● **PROBLEM**
Your task is to transcribe all of the data below exactly, omitting the images.

● **RAW DATA**
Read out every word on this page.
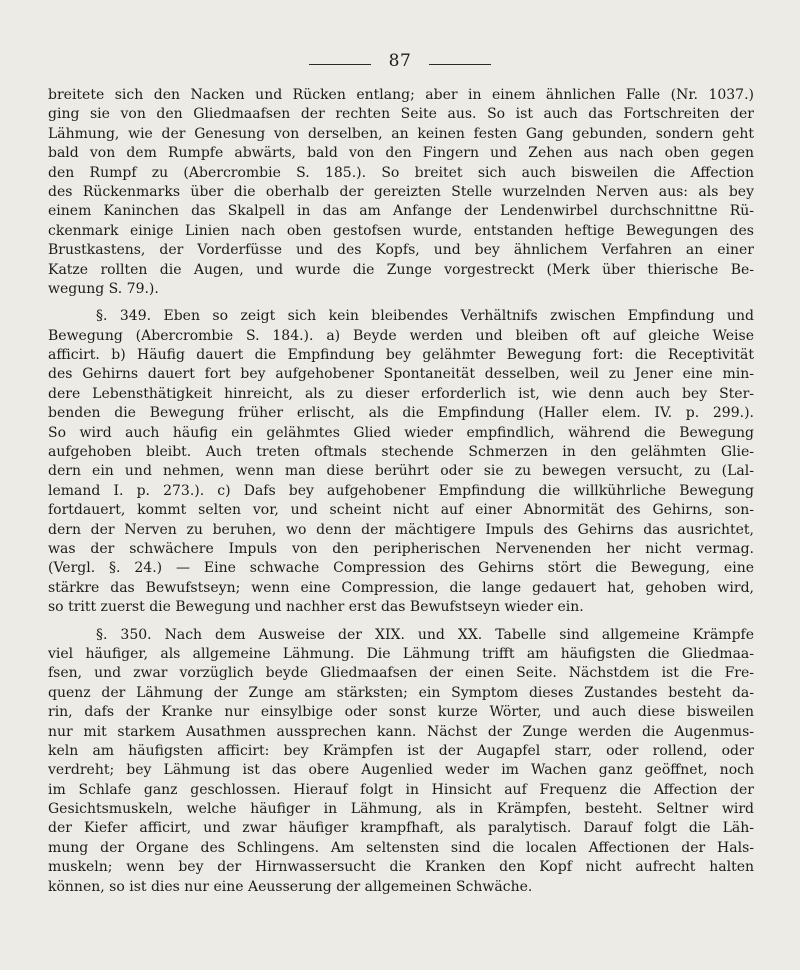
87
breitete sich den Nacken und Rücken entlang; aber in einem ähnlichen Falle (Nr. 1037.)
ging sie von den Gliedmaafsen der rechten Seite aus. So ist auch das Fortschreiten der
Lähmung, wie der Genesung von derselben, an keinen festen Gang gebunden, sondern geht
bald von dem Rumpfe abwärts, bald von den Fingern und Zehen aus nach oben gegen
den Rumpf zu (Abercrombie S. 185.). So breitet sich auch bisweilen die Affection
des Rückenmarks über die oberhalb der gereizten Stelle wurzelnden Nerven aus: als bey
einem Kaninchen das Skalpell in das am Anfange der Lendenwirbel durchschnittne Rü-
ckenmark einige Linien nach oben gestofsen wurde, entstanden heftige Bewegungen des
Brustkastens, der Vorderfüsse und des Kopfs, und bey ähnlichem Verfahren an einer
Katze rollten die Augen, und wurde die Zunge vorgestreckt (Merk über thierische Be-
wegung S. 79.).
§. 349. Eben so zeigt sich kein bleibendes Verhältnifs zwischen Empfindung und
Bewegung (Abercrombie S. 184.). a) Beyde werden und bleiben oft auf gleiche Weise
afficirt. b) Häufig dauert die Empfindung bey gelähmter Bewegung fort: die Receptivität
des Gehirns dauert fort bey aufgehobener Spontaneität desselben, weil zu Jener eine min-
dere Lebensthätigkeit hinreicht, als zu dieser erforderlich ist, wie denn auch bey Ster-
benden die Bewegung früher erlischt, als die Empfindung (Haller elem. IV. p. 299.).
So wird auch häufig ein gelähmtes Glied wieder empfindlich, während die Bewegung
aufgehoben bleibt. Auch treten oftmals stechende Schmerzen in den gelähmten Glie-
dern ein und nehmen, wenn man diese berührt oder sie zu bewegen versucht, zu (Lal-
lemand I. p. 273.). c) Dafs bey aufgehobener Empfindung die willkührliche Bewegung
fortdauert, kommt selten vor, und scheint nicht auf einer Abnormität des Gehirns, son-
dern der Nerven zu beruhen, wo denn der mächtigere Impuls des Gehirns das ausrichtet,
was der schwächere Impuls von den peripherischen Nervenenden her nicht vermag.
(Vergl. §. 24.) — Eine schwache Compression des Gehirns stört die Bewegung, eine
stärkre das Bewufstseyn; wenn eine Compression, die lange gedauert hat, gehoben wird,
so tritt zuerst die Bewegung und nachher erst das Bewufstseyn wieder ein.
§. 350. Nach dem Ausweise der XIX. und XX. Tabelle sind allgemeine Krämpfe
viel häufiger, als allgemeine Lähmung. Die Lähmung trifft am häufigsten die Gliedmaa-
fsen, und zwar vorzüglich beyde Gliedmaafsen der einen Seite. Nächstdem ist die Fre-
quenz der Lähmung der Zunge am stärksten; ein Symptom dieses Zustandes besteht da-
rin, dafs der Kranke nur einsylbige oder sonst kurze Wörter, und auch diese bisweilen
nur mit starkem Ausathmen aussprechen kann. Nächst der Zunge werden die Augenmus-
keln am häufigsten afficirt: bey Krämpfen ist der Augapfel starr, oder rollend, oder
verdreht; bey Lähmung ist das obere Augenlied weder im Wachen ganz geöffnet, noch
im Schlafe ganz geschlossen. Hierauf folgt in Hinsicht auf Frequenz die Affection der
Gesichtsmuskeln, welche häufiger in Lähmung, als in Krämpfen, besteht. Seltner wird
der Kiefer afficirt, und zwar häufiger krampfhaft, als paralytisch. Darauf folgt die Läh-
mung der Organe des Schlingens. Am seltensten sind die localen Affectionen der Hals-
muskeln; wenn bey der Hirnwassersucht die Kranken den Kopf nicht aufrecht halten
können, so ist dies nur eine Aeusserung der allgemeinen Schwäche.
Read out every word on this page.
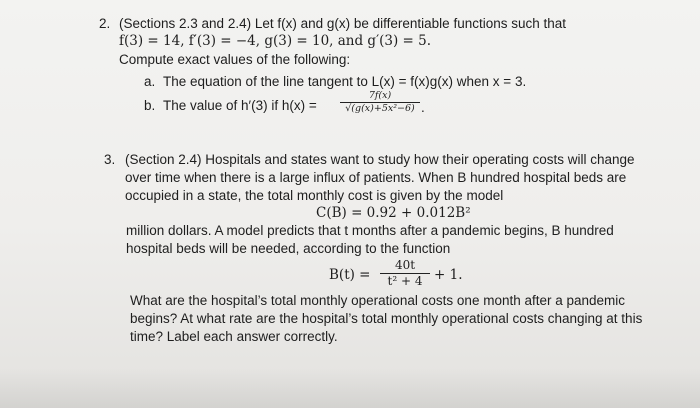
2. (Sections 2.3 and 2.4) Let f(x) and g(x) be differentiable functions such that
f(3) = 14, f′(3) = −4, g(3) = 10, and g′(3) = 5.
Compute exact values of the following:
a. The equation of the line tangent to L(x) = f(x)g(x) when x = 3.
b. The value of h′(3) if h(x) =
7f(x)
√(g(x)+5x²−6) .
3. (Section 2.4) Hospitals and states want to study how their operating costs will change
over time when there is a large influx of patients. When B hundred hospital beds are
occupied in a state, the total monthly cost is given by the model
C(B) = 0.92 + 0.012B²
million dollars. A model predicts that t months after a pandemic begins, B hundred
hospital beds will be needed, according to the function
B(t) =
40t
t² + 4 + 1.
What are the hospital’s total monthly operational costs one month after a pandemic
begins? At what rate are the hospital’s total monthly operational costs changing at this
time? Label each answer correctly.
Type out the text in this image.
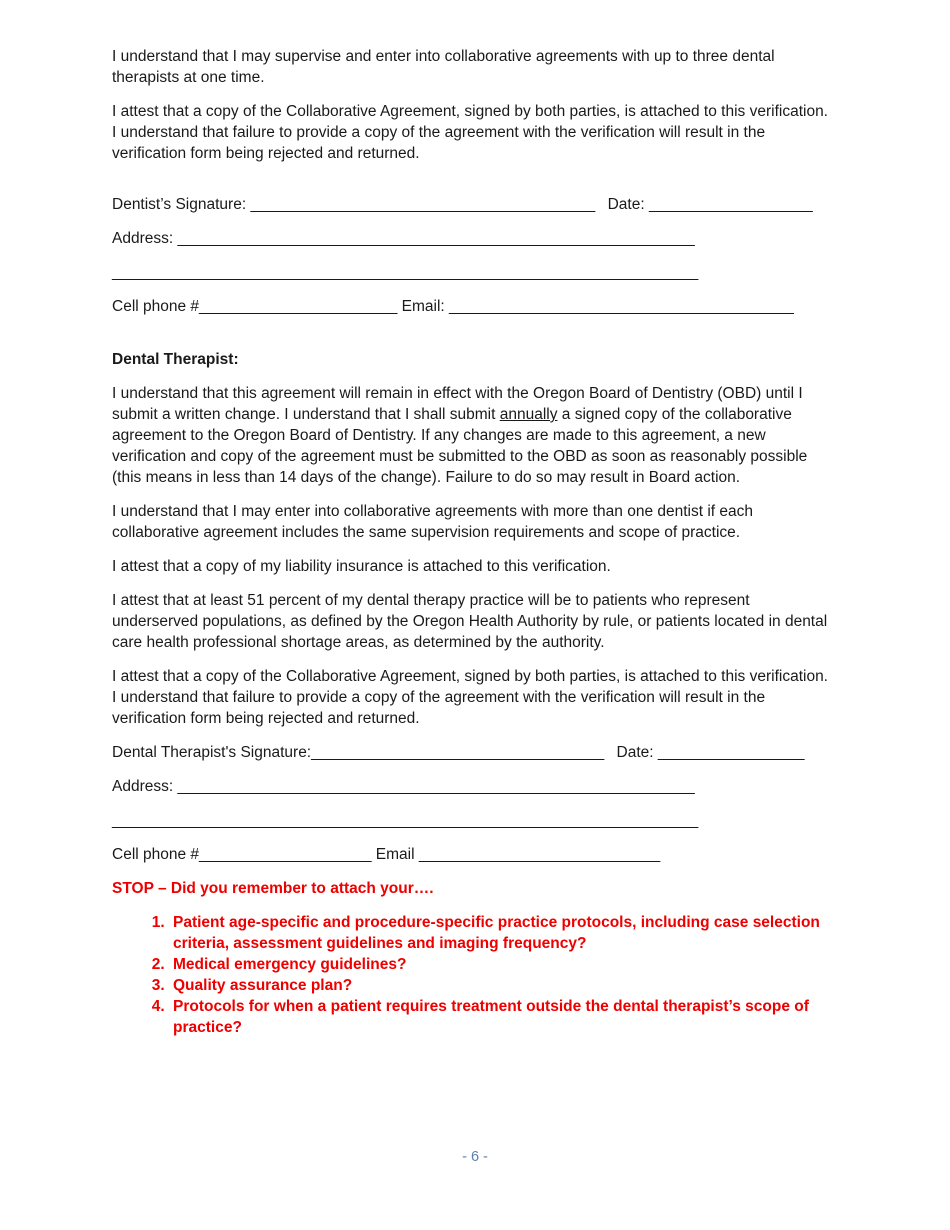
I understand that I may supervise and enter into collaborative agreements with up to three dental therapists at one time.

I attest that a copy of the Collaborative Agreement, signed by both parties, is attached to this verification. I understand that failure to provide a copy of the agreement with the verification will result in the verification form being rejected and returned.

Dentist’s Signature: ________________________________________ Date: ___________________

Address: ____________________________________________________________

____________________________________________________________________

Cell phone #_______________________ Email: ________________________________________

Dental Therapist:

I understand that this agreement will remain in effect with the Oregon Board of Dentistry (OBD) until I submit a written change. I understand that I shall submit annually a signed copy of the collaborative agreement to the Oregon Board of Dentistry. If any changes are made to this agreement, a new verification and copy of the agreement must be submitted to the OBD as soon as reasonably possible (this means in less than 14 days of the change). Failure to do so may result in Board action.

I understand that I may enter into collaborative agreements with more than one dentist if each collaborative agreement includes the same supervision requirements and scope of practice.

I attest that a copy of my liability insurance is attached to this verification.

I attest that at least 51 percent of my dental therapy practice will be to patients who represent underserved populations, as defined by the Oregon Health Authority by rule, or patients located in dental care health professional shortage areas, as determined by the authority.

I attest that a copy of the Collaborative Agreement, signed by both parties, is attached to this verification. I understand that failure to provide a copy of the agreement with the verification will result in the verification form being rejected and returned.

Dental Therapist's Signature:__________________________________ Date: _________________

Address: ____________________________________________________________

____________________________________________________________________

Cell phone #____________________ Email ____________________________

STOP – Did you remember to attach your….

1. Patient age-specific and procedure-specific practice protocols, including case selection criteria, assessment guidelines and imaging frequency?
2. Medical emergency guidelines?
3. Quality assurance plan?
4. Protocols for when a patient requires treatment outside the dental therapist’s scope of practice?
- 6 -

● **EXPECTED ANSWER**
Read out every word on this page.
87
breitete sich den Nacken und Rücken entlang; aber in einem ähnlichen Falle (Nr. 1037.)
ging sie von den Gliedmaafsen der rechten Seite aus. So ist auch das Fortschreiten der
Lähmung, wie der Genesung von derselben, an keinen festen Gang gebunden, sondern geht
bald von dem Rumpfe abwärts, bald von den Fingern und Zehen aus nach oben gegen
den Rumpf zu (Abercrombie S. 185.). So breitet sich auch bisweilen die Affection
des Rückenmarks über die oberhalb der gereizten Stelle wurzelnden Nerven aus: als bey
einem Kaninchen das Skalpell in das am Anfange der Lendenwirbel durchschnittne Rü-
ckenmark einige Linien nach oben gestofsen wurde, entstanden heftige Bewegungen des
Brustkastens, der Vorderfüsse und des Kopfs, und bey ähnlichem Verfahren an einer
Katze rollten die Augen, und wurde die Zunge vorgestreckt (Merk über thierische Be-
wegung S. 79.).
§. 349. Eben so zeigt sich kein bleibendes Verhältnifs zwischen Empfindung und
Bewegung (Abercrombie S. 184.). a) Beyde werden und bleiben oft auf gleiche Weise
afficirt. b) Häufig dauert die Empfindung bey gelähmter Bewegung fort: die Receptivität
des Gehirns dauert fort bey aufgehobener Spontaneität desselben, weil zu Jener eine min-
dere Lebensthätigkeit hinreicht, als zu dieser erforderlich ist, wie denn auch bey Ster-
benden die Bewegung früher erlischt, als die Empfindung (Haller elem. IV. p. 299.).
So wird auch häufig ein gelähmtes Glied wieder empfindlich, während die Bewegung
aufgehoben bleibt. Auch treten oftmals stechende Schmerzen in den gelähmten Glie-
dern ein und nehmen, wenn man diese berührt oder sie zu bewegen versucht, zu (Lal-
lemand I. p. 273.). c) Dafs bey aufgehobener Empfindung die willkührliche Bewegung
fortdauert, kommt selten vor, und scheint nicht auf einer Abnormität des Gehirns, son-
dern der Nerven zu beruhen, wo denn der mächtigere Impuls des Gehirns das ausrichtet,
was der schwächere Impuls von den peripherischen Nervenenden her nicht vermag.
(Vergl. §. 24.) — Eine schwache Compression des Gehirns stört die Bewegung, eine
stärkre das Bewufstseyn; wenn eine Compression, die lange gedauert hat, gehoben wird,
so tritt zuerst die Bewegung und nachher erst das Bewufstseyn wieder ein.
§. 350. Nach dem Ausweise der XIX. und XX. Tabelle sind allgemeine Krämpfe
viel häufiger, als allgemeine Lähmung. Die Lähmung trifft am häufigsten die Gliedmaa-
fsen, und zwar vorzüglich beyde Gliedmaafsen der einen Seite. Nächstdem ist die Fre-
quenz der Lähmung der Zunge am stärksten; ein Symptom dieses Zustandes besteht da-
rin, dafs der Kranke nur einsylbige oder sonst kurze Wörter, und auch diese bisweilen
nur mit starkem Ausathmen aussprechen kann. Nächst der Zunge werden die Augenmus-
keln am häufigsten afficirt: bey Krämpfen ist der Augapfel starr, oder rollend, oder
verdreht; bey Lähmung ist das obere Augenlied weder im Wachen ganz geöffnet, noch
im Schlafe ganz geschlossen. Hierauf folgt in Hinsicht auf Frequenz die Affection der
Gesichtsmuskeln, welche häufiger in Lähmung, als in Krämpfen, besteht. Seltner wird
der Kiefer afficirt, und zwar häufiger krampfhaft, als paralytisch. Darauf folgt die Läh-
mung der Organe des Schlingens. Am seltensten sind die localen Affectionen der Hals-
muskeln; wenn bey der Hirnwassersucht die Kranken den Kopf nicht aufrecht halten
können, so ist dies nur eine Aeusserung der allgemeinen Schwäche.
Read out every word on this page.
2. (Sections 2.3 and 2.4) Let f(x) and g(x) be differentiable functions such that
f(3) = 14, f′(3) = −4, g(3) = 10, and g′(3) = 5.
Compute exact values of the following:
a. The equation of the line tangent to L(x) = f(x)g(x) when x = 3.
b. The value of h′(3) if h(x) =
7f(x)
√(g(x)+5x²−6) .
3. (Section 2.4) Hospitals and states want to study how their operating costs will change
over time when there is a large influx of patients. When B hundred hospital beds are
occupied in a state, the total monthly cost is given by the model
C(B) = 0.92 + 0.012B²
million dollars. A model predicts that t months after a pandemic begins, B hundred
hospital beds will be needed, according to the function
B(t) =
40t
t² + 4 + 1.
What are the hospital’s total monthly operational costs one month after a pandemic
begins? At what rate are the hospital’s total monthly operational costs changing at this
time? Label each answer correctly.
Type out the text in this image.
I understand that I may supervise and enter into collaborative agreements with up to three dental therapists at one time.

I attest that a copy of the Collaborative Agreement, signed by both parties, is attached to this verification. I understand that failure to provide a copy of the agreement with the verification will result in the verification form being rejected and returned.

Dentist’s Signature: ________________________________________ Date: ___________________

Address: ____________________________________________________________

____________________________________________________________________

Cell phone #_______________________ Email: ________________________________________

Dental Therapist:

I understand that this agreement will remain in effect with the Oregon Board of Dentistry (OBD) until I submit a written change. I understand that I shall submit annually a signed copy of the collaborative agreement to the Oregon Board of Dentistry. If any changes are made to this agreement, a new verification and copy of the agreement must be submitted to the OBD as soon as reasonably possible (this means in less than 14 days of the change). Failure to do so may result in Board action.

I understand that I may enter into collaborative agreements with more than one dentist if each collaborative agreement includes the same supervision requirements and scope of practice.

I attest that a copy of my liability insurance is attached to this verification.

I attest that at least 51 percent of my dental therapy practice will be to patients who represent underserved populations, as defined by the Oregon Health Authority by rule, or patients located in dental care health professional shortage areas, as determined by the authority.

I attest that a copy of the Collaborative Agreement, signed by both parties, is attached to this verification. I understand that failure to provide a copy of the agreement with the verification will result in the verification form being rejected and returned.

Dental Therapist's Signature:__________________________________ Date: _________________

Address: ____________________________________________________________

____________________________________________________________________

Cell phone #____________________ Email ____________________________

STOP – Did you remember to attach your….

1. Patient age-specific and procedure-specific practice protocols, including case selection criteria, assessment guidelines and imaging frequency?
2. Medical emergency guidelines?
3. Quality assurance plan?
4. Protocols for when a patient requires treatment outside the dental therapist’s scope of practice?
- 6 -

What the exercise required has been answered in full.